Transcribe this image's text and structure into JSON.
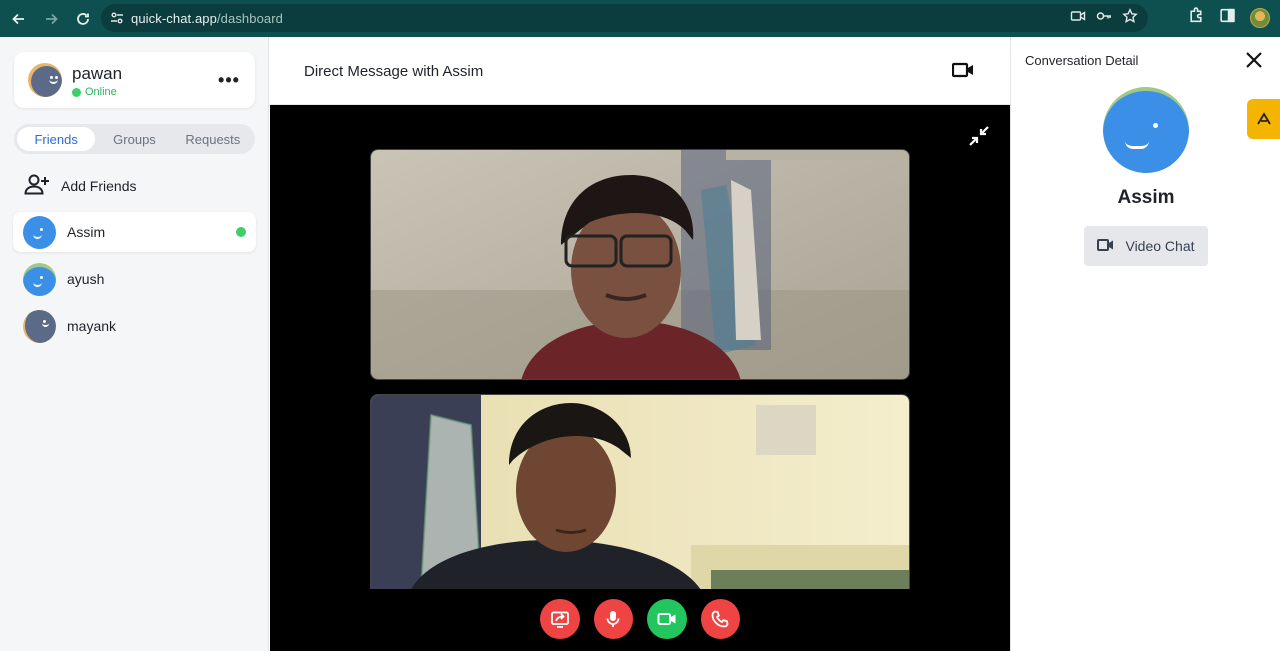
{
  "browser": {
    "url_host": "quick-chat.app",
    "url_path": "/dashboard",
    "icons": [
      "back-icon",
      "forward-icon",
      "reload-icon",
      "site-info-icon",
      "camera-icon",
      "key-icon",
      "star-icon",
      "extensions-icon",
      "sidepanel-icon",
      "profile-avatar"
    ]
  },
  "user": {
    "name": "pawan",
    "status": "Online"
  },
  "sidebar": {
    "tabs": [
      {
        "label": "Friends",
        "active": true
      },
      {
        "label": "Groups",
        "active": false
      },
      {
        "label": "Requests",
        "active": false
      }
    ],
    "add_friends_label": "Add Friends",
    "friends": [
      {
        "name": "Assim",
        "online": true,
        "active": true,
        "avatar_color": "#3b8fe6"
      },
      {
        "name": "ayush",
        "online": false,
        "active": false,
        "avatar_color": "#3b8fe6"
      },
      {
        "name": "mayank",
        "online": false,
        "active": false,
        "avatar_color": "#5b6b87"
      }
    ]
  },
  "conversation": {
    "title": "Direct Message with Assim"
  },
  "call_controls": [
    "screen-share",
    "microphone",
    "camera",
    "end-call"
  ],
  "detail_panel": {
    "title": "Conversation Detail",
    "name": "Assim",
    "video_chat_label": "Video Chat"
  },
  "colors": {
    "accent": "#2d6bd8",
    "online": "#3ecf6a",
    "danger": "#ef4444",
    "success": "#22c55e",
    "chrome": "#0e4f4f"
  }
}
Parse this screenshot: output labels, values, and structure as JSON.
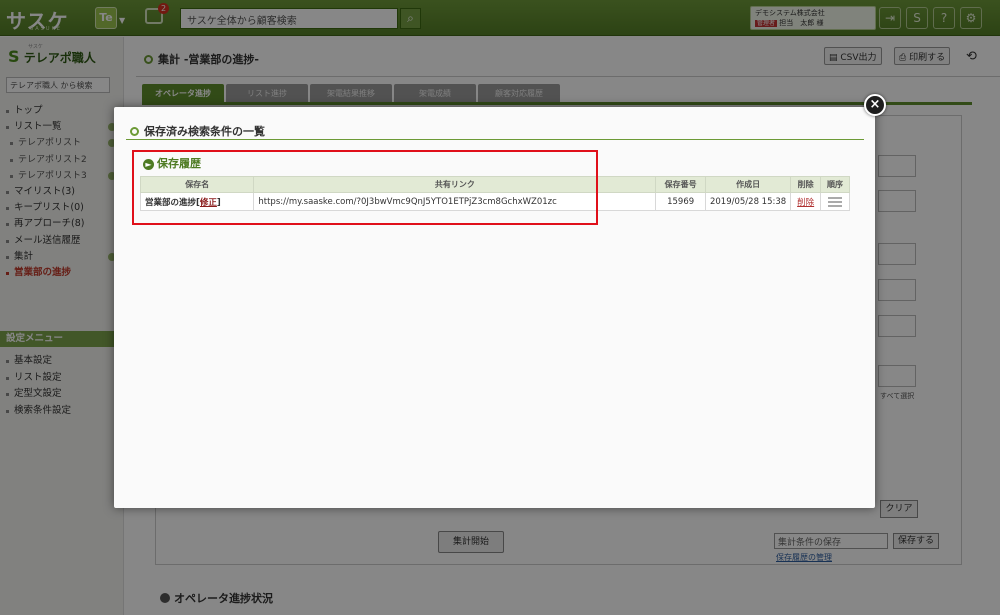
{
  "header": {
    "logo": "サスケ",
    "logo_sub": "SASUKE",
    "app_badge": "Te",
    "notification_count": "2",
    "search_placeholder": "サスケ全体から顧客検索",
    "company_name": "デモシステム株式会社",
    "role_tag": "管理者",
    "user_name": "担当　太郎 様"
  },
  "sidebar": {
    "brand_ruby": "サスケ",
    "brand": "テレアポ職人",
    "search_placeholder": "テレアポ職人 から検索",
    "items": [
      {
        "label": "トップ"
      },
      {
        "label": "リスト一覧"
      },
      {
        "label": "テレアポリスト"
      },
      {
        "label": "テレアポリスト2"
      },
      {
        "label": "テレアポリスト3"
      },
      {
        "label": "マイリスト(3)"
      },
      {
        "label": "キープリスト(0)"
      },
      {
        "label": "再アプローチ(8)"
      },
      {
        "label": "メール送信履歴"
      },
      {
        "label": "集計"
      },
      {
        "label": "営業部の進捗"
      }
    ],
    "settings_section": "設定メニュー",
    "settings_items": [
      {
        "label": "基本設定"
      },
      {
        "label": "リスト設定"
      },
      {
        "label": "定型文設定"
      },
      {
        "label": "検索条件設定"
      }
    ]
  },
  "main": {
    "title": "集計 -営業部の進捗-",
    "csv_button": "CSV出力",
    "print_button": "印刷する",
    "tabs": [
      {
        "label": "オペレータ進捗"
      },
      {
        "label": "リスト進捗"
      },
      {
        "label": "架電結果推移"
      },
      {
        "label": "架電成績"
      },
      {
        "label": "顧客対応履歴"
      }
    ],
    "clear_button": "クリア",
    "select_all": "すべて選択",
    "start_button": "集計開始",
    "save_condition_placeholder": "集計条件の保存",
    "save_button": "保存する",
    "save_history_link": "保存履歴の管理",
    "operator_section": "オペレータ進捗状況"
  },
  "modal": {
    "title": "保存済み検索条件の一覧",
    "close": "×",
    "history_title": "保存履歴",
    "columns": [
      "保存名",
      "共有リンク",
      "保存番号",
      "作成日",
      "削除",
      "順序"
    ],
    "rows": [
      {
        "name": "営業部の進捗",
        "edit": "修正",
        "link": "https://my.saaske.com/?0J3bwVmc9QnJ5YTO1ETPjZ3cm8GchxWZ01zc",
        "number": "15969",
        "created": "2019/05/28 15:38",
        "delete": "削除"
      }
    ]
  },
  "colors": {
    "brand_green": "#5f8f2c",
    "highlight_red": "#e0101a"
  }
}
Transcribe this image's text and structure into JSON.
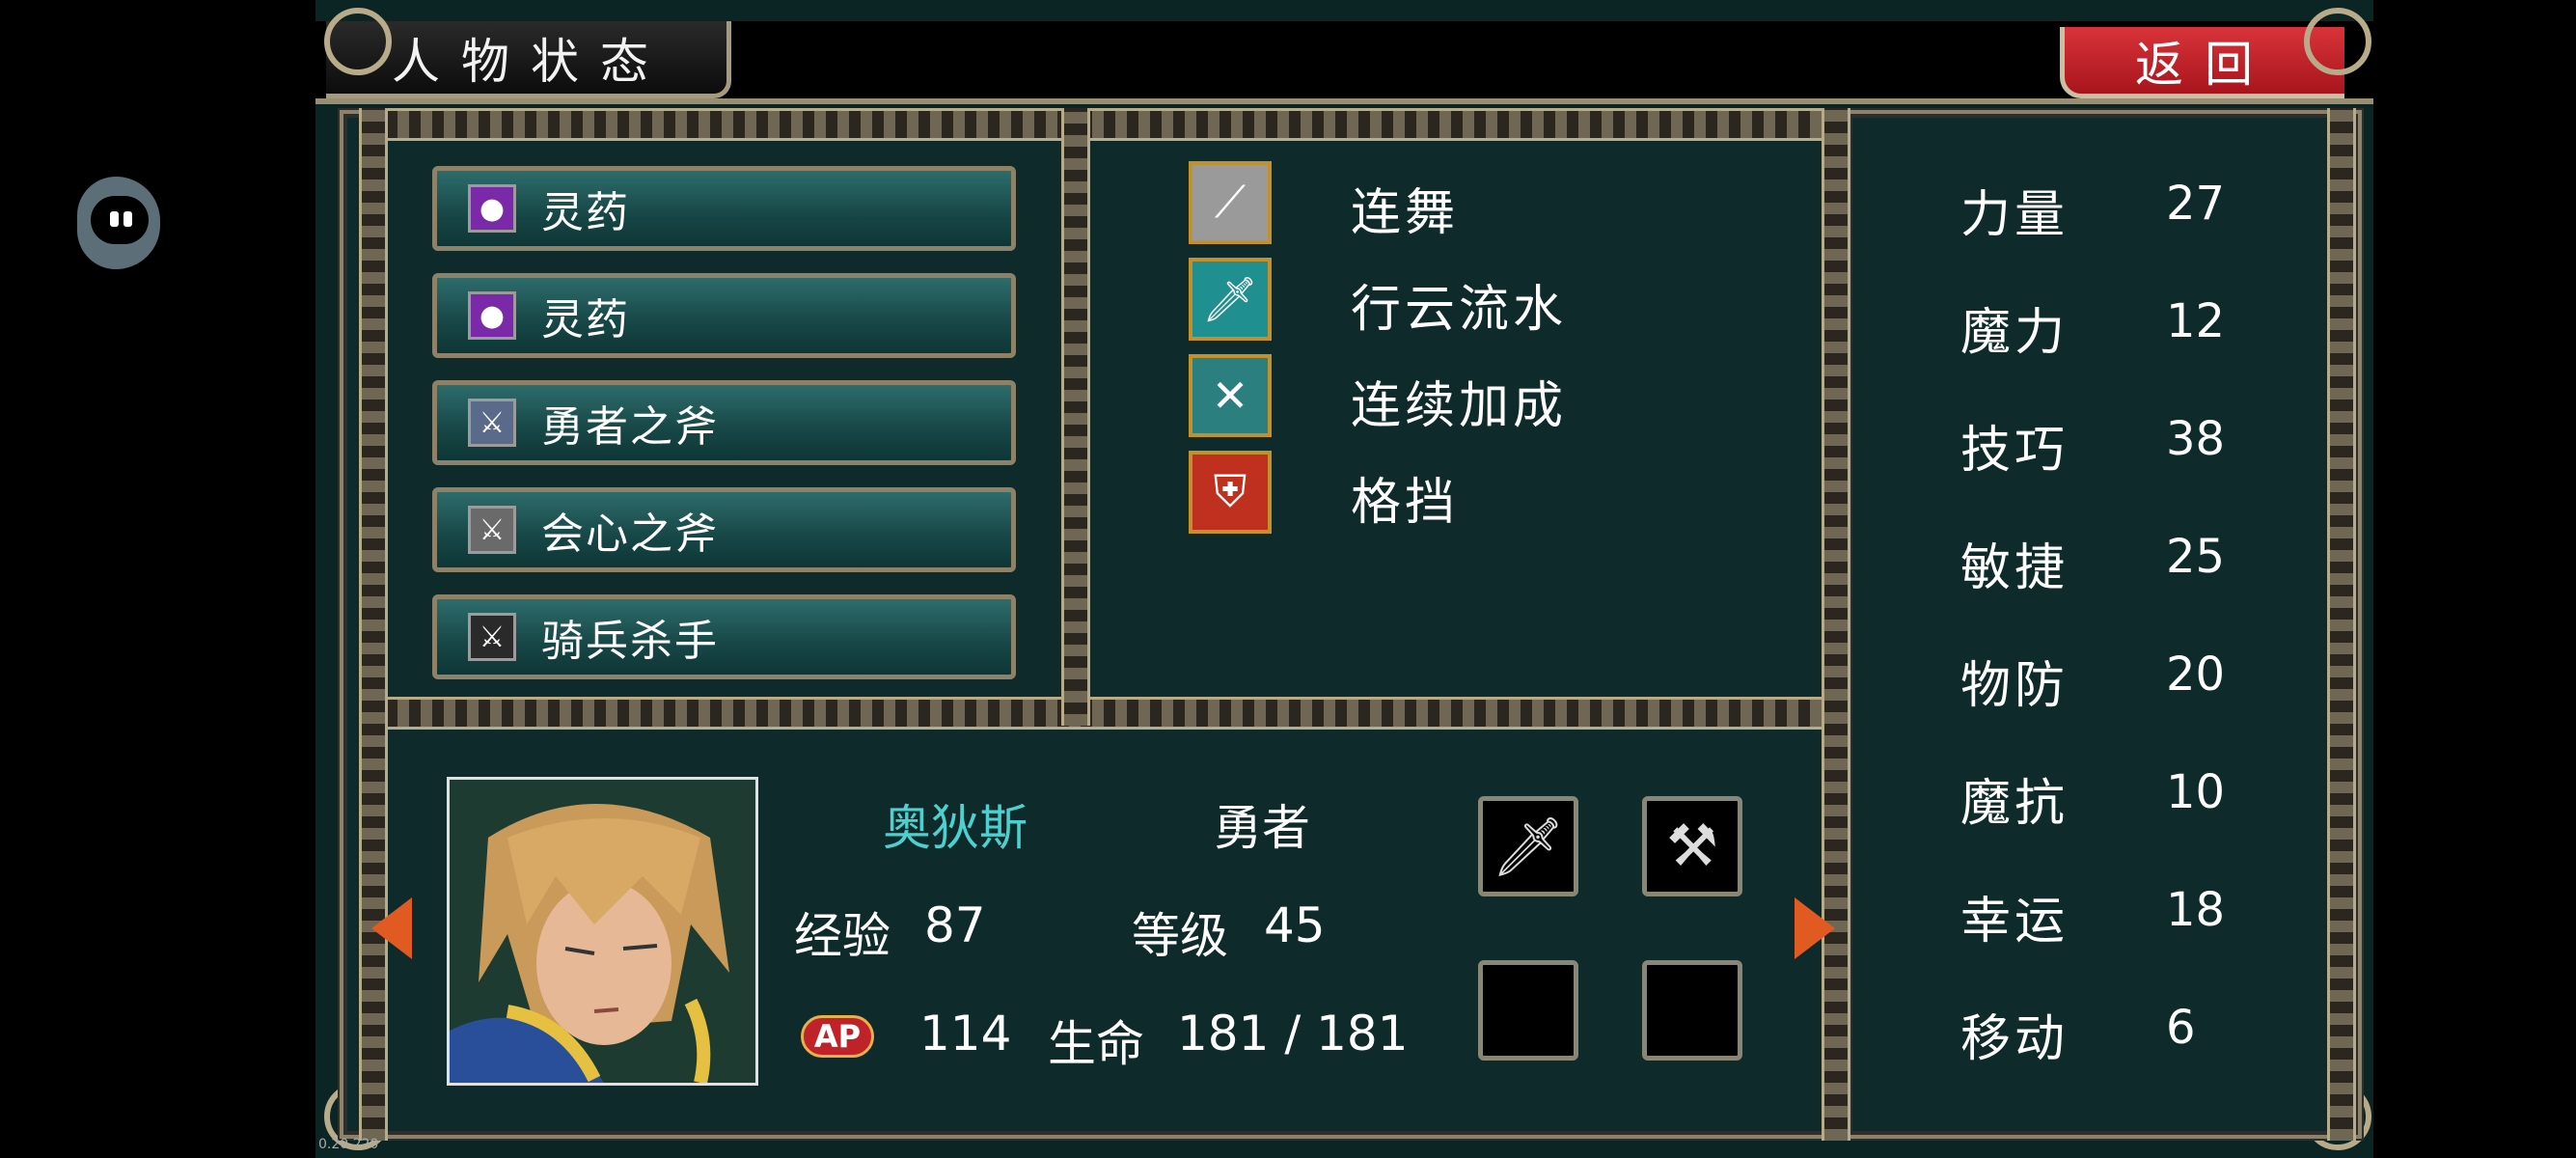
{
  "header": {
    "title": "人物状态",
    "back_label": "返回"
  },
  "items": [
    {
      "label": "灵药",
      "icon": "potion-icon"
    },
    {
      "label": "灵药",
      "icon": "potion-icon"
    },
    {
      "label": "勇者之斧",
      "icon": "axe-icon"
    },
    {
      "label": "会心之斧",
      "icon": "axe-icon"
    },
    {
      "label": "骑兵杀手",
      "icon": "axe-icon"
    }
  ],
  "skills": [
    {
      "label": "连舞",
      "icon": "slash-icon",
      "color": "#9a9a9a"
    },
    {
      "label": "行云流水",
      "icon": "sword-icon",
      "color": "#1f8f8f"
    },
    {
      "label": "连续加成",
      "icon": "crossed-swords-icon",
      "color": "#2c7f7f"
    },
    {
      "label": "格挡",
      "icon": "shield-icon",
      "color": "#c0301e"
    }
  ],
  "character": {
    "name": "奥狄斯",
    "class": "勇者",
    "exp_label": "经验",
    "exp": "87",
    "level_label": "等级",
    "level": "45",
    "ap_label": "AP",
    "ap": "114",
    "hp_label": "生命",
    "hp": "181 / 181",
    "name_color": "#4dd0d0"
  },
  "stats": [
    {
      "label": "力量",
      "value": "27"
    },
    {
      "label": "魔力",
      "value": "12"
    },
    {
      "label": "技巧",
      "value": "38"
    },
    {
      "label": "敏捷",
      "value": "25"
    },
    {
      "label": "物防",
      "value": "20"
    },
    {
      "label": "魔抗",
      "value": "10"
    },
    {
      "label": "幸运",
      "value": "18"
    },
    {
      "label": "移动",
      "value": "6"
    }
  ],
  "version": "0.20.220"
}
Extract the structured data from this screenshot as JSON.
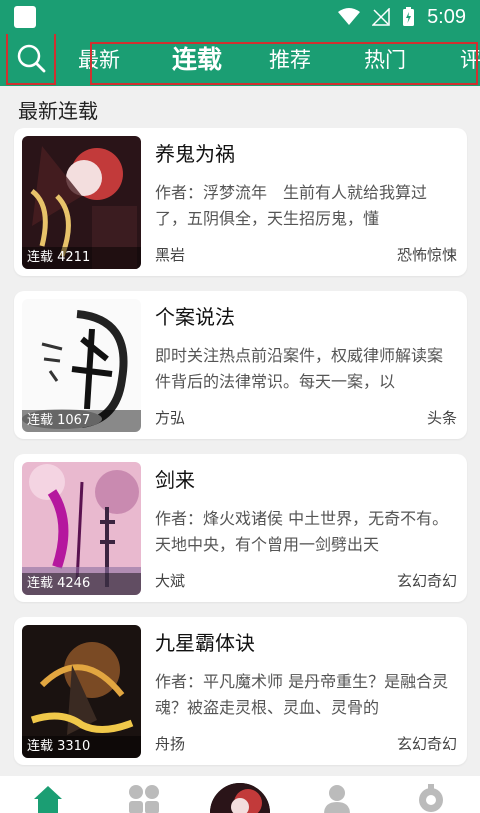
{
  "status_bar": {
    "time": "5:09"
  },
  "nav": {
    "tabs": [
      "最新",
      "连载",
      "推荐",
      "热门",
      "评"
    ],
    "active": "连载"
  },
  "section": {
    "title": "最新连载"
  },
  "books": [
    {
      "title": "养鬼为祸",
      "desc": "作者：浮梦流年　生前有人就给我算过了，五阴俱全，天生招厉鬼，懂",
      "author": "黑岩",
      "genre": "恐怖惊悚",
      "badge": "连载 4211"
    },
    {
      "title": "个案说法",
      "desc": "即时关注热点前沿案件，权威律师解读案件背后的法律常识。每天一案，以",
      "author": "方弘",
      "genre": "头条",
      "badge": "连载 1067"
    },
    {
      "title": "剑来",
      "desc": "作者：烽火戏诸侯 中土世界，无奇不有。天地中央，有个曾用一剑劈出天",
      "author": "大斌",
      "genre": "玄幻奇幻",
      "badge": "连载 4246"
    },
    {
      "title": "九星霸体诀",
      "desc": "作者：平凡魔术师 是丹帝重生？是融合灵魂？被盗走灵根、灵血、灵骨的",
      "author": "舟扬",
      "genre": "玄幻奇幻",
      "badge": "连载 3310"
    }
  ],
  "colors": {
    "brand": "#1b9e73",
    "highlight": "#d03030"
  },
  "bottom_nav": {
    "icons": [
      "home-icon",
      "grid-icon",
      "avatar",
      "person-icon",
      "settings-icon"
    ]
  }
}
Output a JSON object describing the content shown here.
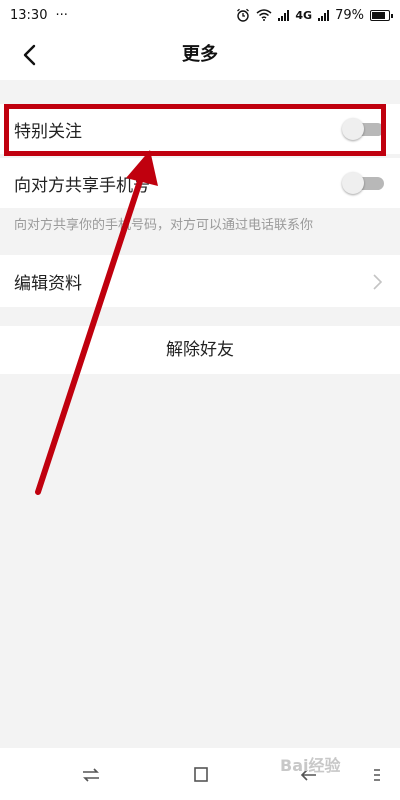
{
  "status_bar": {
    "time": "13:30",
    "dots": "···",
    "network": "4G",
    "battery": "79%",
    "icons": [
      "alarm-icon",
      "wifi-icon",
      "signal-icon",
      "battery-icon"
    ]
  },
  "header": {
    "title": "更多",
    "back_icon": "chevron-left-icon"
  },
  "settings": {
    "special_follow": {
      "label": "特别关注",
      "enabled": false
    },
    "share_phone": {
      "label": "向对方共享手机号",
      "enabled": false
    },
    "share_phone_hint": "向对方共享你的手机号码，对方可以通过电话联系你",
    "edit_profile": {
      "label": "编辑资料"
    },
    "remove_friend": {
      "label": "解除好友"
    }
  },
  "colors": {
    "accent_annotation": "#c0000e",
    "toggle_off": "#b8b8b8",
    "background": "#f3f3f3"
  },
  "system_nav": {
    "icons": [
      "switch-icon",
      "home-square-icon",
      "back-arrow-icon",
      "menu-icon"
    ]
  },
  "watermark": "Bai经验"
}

- INSTRUCTION:
Set down only the lines running from the line with "Output a JSON" to the end of the entries, inclusive; omit every picture.

- ANSWER IN FULL:
Output a JSON object describing the content shown here.
{
  "status_bar": {
    "time": "13:30",
    "dots": "···",
    "network": "4G",
    "battery": "79%",
    "icons": [
      "alarm-icon",
      "wifi-icon",
      "signal-icon",
      "battery-icon"
    ]
  },
  "header": {
    "title": "更多",
    "back_icon": "chevron-left-icon"
  },
  "settings": {
    "special_follow": {
      "label": "特别关注",
      "enabled": false
    },
    "share_phone": {
      "label": "向对方共享手机号",
      "enabled": false
    },
    "share_phone_hint": "向对方共享你的手机号码，对方可以通过电话联系你",
    "edit_profile": {
      "label": "编辑资料"
    },
    "remove_friend": {
      "label": "解除好友"
    }
  },
  "colors": {
    "accent_annotation": "#c0000e",
    "toggle_off": "#b8b8b8",
    "background": "#f3f3f3"
  },
  "system_nav": {
    "icons": [
      "switch-icon",
      "home-square-icon",
      "back-arrow-icon",
      "menu-icon"
    ]
  },
  "watermark": "Bai经验"
}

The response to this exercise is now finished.